PROVIDED PASSAGE
>>>
Sam and I spent the better part of yesterday afternoon deep in conversations between ourselves and with two master tailors, in preparation for a project we are working on together. While the men talked about the gentleman’s predicament of balancing the flair of looking put together against traditional notions of masculinity, I couldn’t help but meditate on what it means to be a lady in this day and age.
The school I went to for most of my growing years often emphasized grooming and deportment. While other girls our age made beelines for campsites or enrichment programmes the moment the academic semester was over, we had dining etiquette classes, watched classic films and got colour-matched with our ‘seasons’ at least a quarter of the time. However, while we might have always had a teacher breathing down our necks, telling us to pull up our socks (literally) or walk gently (and not ‘stomp up the stairs like elephants!!’), we had more than our fair share of exhortations to become thoughtful women of calibre who lived lives of purpose and grace, and that lesson was not completely lost on me — I hope!
Perhaps it is because of these years at school that I will always associate blue dresses, gold, clean whites and sassy little ponytail holders with learning to be a lady.
Here is a selection of beautiful things for ladies of all sorts — for those who like their finery, but also for those who would very simply like to waltz through each day with a little bit of grace. The accompanying text consists of excerpts from Meg Goes to Vanity Fair, which is a chapter from Louisa May Alcott’s ‘Little Women’. It was a much re-read book chapter from childhood that taught me about the perils of vanity that come after the first flush of beauty, as well as the importance of having goodness, happiness and a heart made of a more extraordinary substance.
<<<
DATA SEGMENT
>>>
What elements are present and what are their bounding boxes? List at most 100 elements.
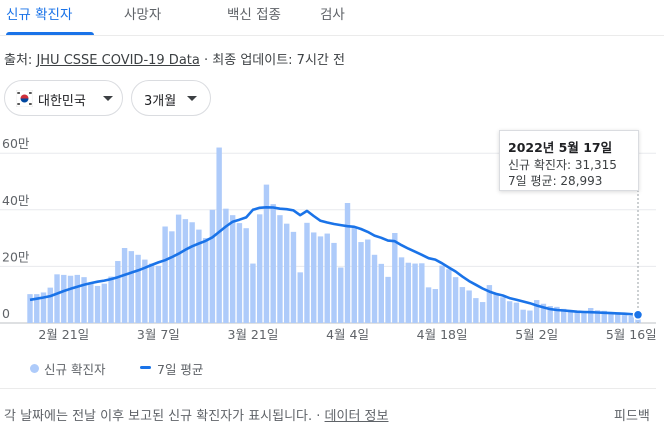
<<<
YOUR GOAL
Carry on the essay about learning to be a lady from the point where it stops above.

ANSWER TO THIS EXERCISE
tulle dress & watercolour chiffon dress / Dear Golden Vintage
On the Thursday evening, Belle shut herself up with her maid, and between them they turned Meg into a fine lady. They crimped and curled her hair, they polished her neck and arms with some fragrant powder, touched her lips with coralline salve to make them redder, and Hortense would have added `a soupcon of rouge’, if Meg had not rebelled. They laced her into a sky-blue dress, which was so tight she could hardly breathe and so low in the neck that modest Meg blushed at herself in the mirror…Mademoiselle is chatmante, tres jolie, is she not? cried Hortense, clasping her hands in an affected rapture.

gold pearl ring / lapis lazuli ring
What shall you tell her? asked Meg, full of curiosity to know his opinion of her, yet feeling ill at ease with him for the first time.
I shall say I didn’t know you, for you look so grown-up and unlike yourself, I’m quite afraid of you, he said, fumbling at his glove button.
How absurd of you! The girls dressed me up for fun, and I rather like it. Wouldn’t Jo stare if she saw me? said Meg, bent on making him say whether he thought her improved or not.
Yes, I think she would, returned Laurie gravely.

cowl back silk blouse & scalloped silk blouse / stylemadehere
Don’t you like me so?‘ asked Meg.
No, I don’t, was the blunt reply.
Why not? in an anxious tone.
He glanced at her frizzled head, bare shoulders, and fantastically trimmed dress with an expression that abashed her more than his answer, which had not particle of his usual politeness in it.
I don’t like fuss and feathers.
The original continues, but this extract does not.